* Problem to work on *
Omit any picture, and return the remaining data exactly as written.

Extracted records
------------------------
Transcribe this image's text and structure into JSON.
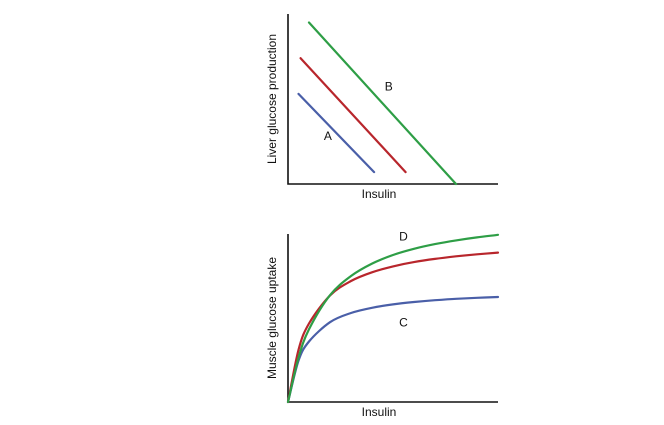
{
  "chart_data": [
    {
      "type": "line",
      "title": "",
      "xlabel": "Insulin",
      "ylabel": "Liver glucose production",
      "xlim": [
        0,
        10
      ],
      "ylim": [
        0,
        10
      ],
      "grid": false,
      "series": [
        {
          "name": "",
          "color": "#4a5fa8",
          "x": [
            0.5,
            4.1
          ],
          "y": [
            5.3,
            0.7
          ]
        },
        {
          "name": "",
          "color": "#b8262c",
          "x": [
            0.6,
            5.6
          ],
          "y": [
            7.4,
            0.7
          ]
        },
        {
          "name": "",
          "color": "#2e9e46",
          "x": [
            1.0,
            8.0
          ],
          "y": [
            9.5,
            0.0
          ]
        }
      ],
      "annotations": [
        {
          "text": "A",
          "x": 1.9,
          "y": 2.6
        },
        {
          "text": "B",
          "x": 4.8,
          "y": 5.5
        }
      ]
    },
    {
      "type": "line",
      "title": "",
      "xlabel": "Insulin",
      "ylabel": "Muscle glucose uptake",
      "xlim": [
        0,
        10
      ],
      "ylim": [
        0,
        10
      ],
      "grid": false,
      "series": [
        {
          "name": "",
          "color": "#4a5fa8",
          "x": [
            0,
            0.5,
            1,
            2,
            3,
            4,
            5,
            6,
            7,
            8,
            9,
            10
          ],
          "y": [
            0,
            2.46,
            3.6,
            4.75,
            5.3,
            5.61,
            5.81,
            5.95,
            6.06,
            6.14,
            6.2,
            6.25
          ]
        },
        {
          "name": "",
          "color": "#b8262c",
          "x": [
            0,
            0.5,
            1,
            2,
            3,
            4,
            5,
            6,
            7,
            8,
            9,
            10
          ],
          "y": [
            0,
            3.1,
            4.67,
            6.34,
            7.2,
            7.72,
            8.07,
            8.33,
            8.52,
            8.67,
            8.79,
            8.89
          ]
        },
        {
          "name": "",
          "color": "#2e9e46",
          "x": [
            0,
            0.5,
            1,
            2,
            3,
            4,
            5,
            6,
            7,
            8,
            9,
            10
          ],
          "y": [
            0,
            2.63,
            4.33,
            6.36,
            7.5,
            8.24,
            8.75,
            9.12,
            9.4,
            9.62,
            9.8,
            9.95
          ]
        }
      ],
      "annotations": [
        {
          "text": "D",
          "x": 5.5,
          "y": 9.6
        },
        {
          "text": "C",
          "x": 5.5,
          "y": 4.5
        }
      ]
    }
  ]
}
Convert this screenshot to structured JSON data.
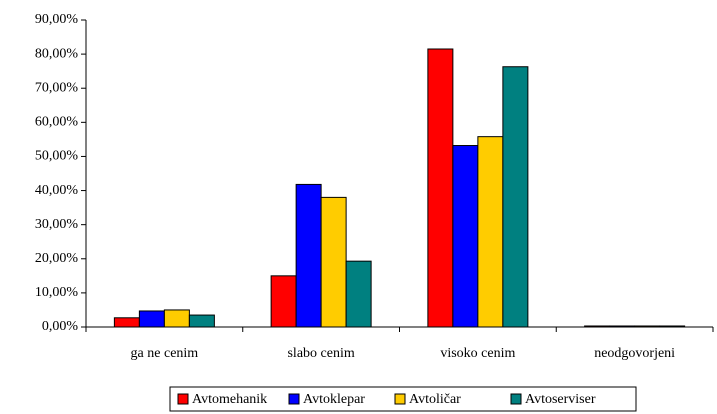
------------------------
* Worked solution *
Transcribe this image's text and structure into JSON.
{
  "chart_data": [
    {
      "type": "line",
      "title": "",
      "xlabel": "Insulin",
      "ylabel": "Liver glucose production",
      "xlim": [
        0,
        10
      ],
      "ylim": [
        0,
        10
      ],
      "grid": false,
      "series": [
        {
          "name": "",
          "color": "#4a5fa8",
          "x": [
            0.5,
            4.1
          ],
          "y": [
            5.3,
            0.7
          ]
        },
        {
          "name": "",
          "color": "#b8262c",
          "x": [
            0.6,
            5.6
          ],
          "y": [
            7.4,
            0.7
          ]
        },
        {
          "name": "",
          "color": "#2e9e46",
          "x": [
            1.0,
            8.0
          ],
          "y": [
            9.5,
            0.0
          ]
        }
      ],
      "annotations": [
        {
          "text": "A",
          "x": 1.9,
          "y": 2.6
        },
        {
          "text": "B",
          "x": 4.8,
          "y": 5.5
        }
      ]
    },
    {
      "type": "line",
      "title": "",
      "xlabel": "Insulin",
      "ylabel": "Muscle glucose uptake",
      "xlim": [
        0,
        10
      ],
      "ylim": [
        0,
        10
      ],
      "grid": false,
      "series": [
        {
          "name": "",
          "color": "#4a5fa8",
          "x": [
            0,
            0.5,
            1,
            2,
            3,
            4,
            5,
            6,
            7,
            8,
            9,
            10
          ],
          "y": [
            0,
            2.46,
            3.6,
            4.75,
            5.3,
            5.61,
            5.81,
            5.95,
            6.06,
            6.14,
            6.2,
            6.25
          ]
        },
        {
          "name": "",
          "color": "#b8262c",
          "x": [
            0,
            0.5,
            1,
            2,
            3,
            4,
            5,
            6,
            7,
            8,
            9,
            10
          ],
          "y": [
            0,
            3.1,
            4.67,
            6.34,
            7.2,
            7.72,
            8.07,
            8.33,
            8.52,
            8.67,
            8.79,
            8.89
          ]
        },
        {
          "name": "",
          "color": "#2e9e46",
          "x": [
            0,
            0.5,
            1,
            2,
            3,
            4,
            5,
            6,
            7,
            8,
            9,
            10
          ],
          "y": [
            0,
            2.63,
            4.33,
            6.36,
            7.5,
            8.24,
            8.75,
            9.12,
            9.4,
            9.62,
            9.8,
            9.95
          ]
        }
      ],
      "annotations": [
        {
          "text": "D",
          "x": 5.5,
          "y": 9.6
        },
        {
          "text": "C",
          "x": 5.5,
          "y": 4.5
        }
      ]
    }
  ]
}
Convert this screenshot to structured JSON data.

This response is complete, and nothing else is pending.